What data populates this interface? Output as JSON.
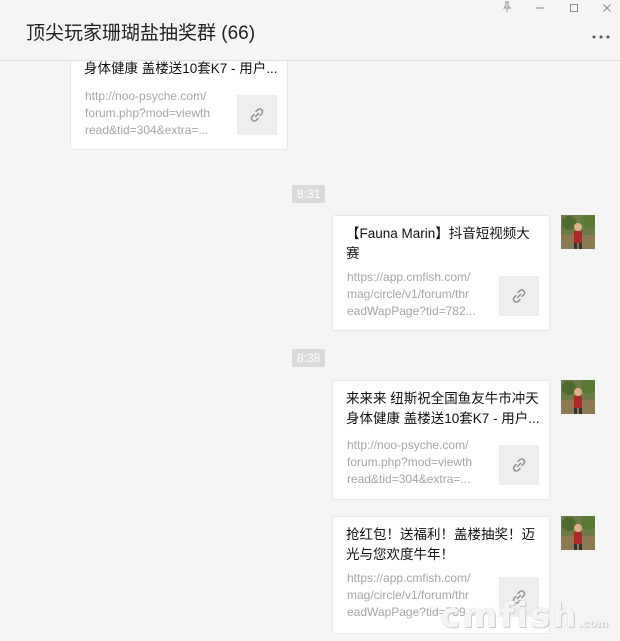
{
  "window": {
    "title": "顶尖玩家珊瑚盐抽奖群 (66)",
    "pin_icon": "pin-icon",
    "minimize_icon": "minimize-icon",
    "maximize_icon": "maximize-icon",
    "close_icon": "close-icon",
    "more_icon": "more-options-icon"
  },
  "messages": [
    {
      "title_lines": [
        "身体健康 盖楼送10套K7 - 用户..."
      ],
      "url_lines": [
        "http://noo-psyche.com/",
        "forum.php?mod=viewth",
        "read&tid=304&extra=..."
      ]
    },
    {
      "time": "8:31",
      "title_lines": [
        "【Fauna Marin】抖音短视频大",
        "赛"
      ],
      "url_lines": [
        "https://app.cmfish.com/",
        "mag/circle/v1/forum/thr",
        "eadWapPage?tid=782..."
      ]
    },
    {
      "time": "8:38",
      "title_lines": [
        "来来来 纽斯祝全国鱼友牛市冲天",
        "身体健康 盖楼送10套K7 - 用户..."
      ],
      "url_lines": [
        "http://noo-psyche.com/",
        "forum.php?mod=viewth",
        "read&tid=304&extra=..."
      ]
    },
    {
      "title_lines": [
        "抢红包！送福利！盖楼抽奖！迈",
        "光与您欢度牛年！"
      ],
      "url_lines": [
        "https://app.cmfish.com/",
        "mag/circle/v1/forum/thr",
        "eadWapPage?tid=789..."
      ]
    }
  ],
  "link_icon": "link-icon",
  "watermark": {
    "text": "cmfish",
    "suffix": ".com"
  }
}
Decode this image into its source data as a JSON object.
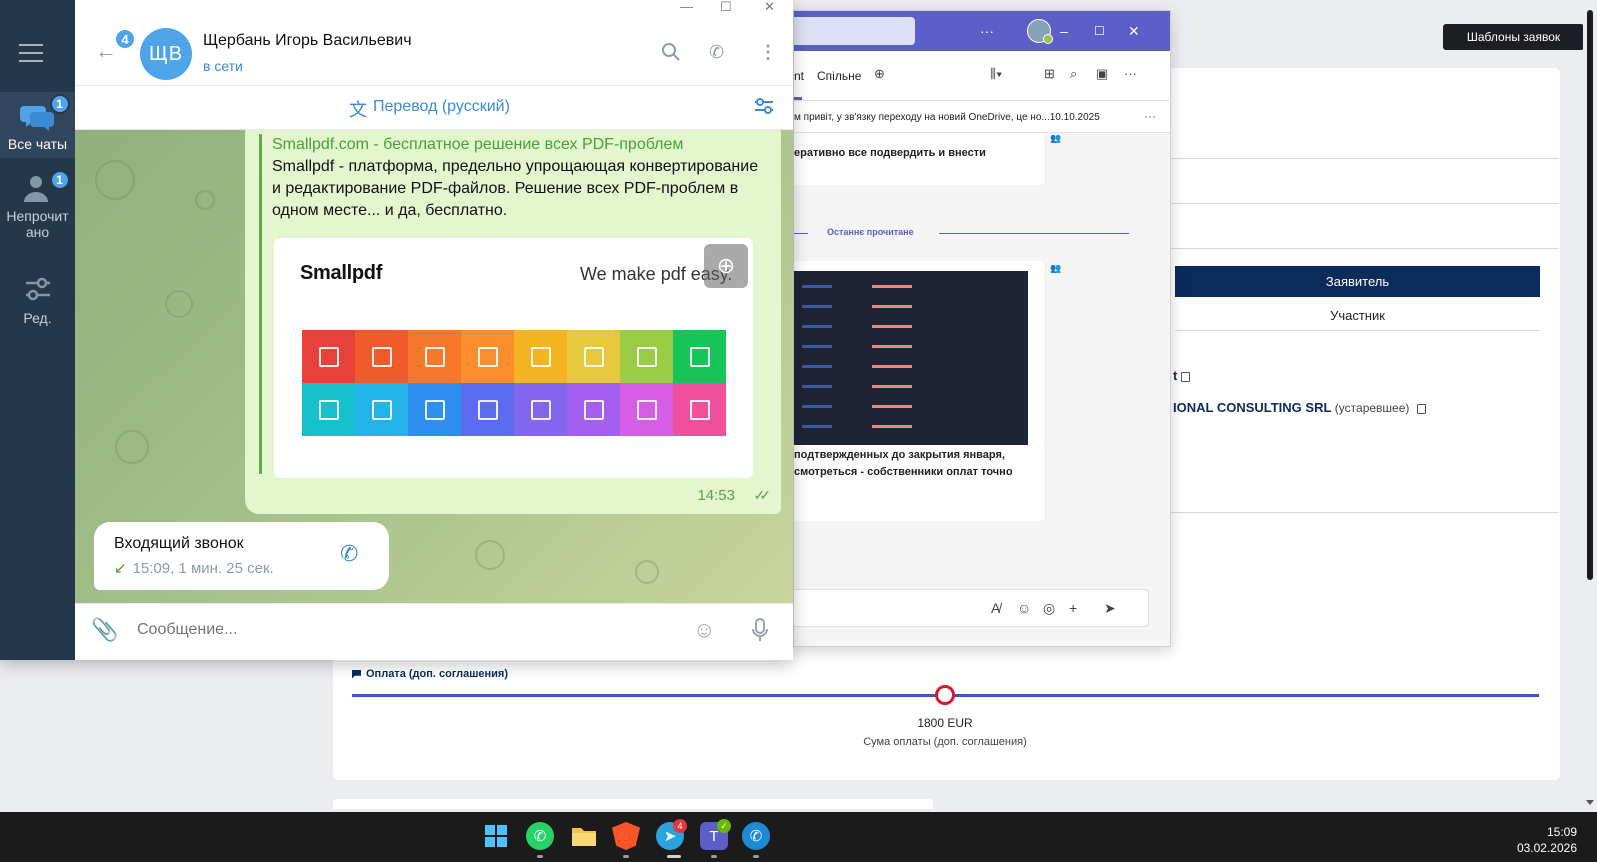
################
Given request: Repeat the material above word for word, please, apart from its images.

Task response:
What data populates this interface? Output as JSON.
{
  "window": {
    "title": "顶尖玩家珊瑚盐抽奖群 (66)",
    "pin_icon": "pin-icon",
    "minimize_icon": "minimize-icon",
    "maximize_icon": "maximize-icon",
    "close_icon": "close-icon",
    "more_icon": "more-options-icon"
  },
  "messages": [
    {
      "title_lines": [
        "身体健康 盖楼送10套K7 - 用户..."
      ],
      "url_lines": [
        "http://noo-psyche.com/",
        "forum.php?mod=viewth",
        "read&tid=304&extra=..."
      ]
    },
    {
      "time": "8:31",
      "title_lines": [
        "【Fauna Marin】抖音短视频大",
        "赛"
      ],
      "url_lines": [
        "https://app.cmfish.com/",
        "mag/circle/v1/forum/thr",
        "eadWapPage?tid=782..."
      ]
    },
    {
      "time": "8:38",
      "title_lines": [
        "来来来 纽斯祝全国鱼友牛市冲天",
        "身体健康 盖楼送10套K7 - 用户..."
      ],
      "url_lines": [
        "http://noo-psyche.com/",
        "forum.php?mod=viewth",
        "read&tid=304&extra=..."
      ]
    },
    {
      "title_lines": [
        "抢红包！送福利！盖楼抽奖！迈",
        "光与您欢度牛年！"
      ],
      "url_lines": [
        "https://app.cmfish.com/",
        "mag/circle/v1/forum/thr",
        "eadWapPage?tid=789..."
      ]
    }
  ],
  "link_icon": "link-icon",
  "watermark": {
    "text": "cmfish",
    "suffix": ".com"
  }
}
Decode this image into its source data as a JSON object.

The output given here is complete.